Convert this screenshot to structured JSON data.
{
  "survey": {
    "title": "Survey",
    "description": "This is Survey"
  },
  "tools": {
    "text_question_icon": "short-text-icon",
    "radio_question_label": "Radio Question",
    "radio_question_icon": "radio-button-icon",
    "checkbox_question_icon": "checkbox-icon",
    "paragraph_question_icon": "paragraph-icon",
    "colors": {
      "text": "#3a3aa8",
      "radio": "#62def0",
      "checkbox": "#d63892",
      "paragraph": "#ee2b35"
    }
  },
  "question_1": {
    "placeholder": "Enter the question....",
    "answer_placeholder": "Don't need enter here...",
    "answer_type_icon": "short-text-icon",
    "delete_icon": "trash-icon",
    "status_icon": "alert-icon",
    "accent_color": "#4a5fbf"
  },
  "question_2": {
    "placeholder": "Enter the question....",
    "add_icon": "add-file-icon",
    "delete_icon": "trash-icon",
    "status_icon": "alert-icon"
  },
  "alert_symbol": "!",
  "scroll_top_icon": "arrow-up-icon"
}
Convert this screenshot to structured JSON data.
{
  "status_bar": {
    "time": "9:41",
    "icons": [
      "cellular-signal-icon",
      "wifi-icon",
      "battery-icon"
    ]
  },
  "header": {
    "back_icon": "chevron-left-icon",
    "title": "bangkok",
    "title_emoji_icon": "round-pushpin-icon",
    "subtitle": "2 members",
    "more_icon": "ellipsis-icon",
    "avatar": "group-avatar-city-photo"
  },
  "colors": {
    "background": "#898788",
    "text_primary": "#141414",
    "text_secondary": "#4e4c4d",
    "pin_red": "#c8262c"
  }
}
# # # #
Looking at the records above, say how many lines hold the string "checkbox". Write nothing but the number.

# [THE RESULT]
2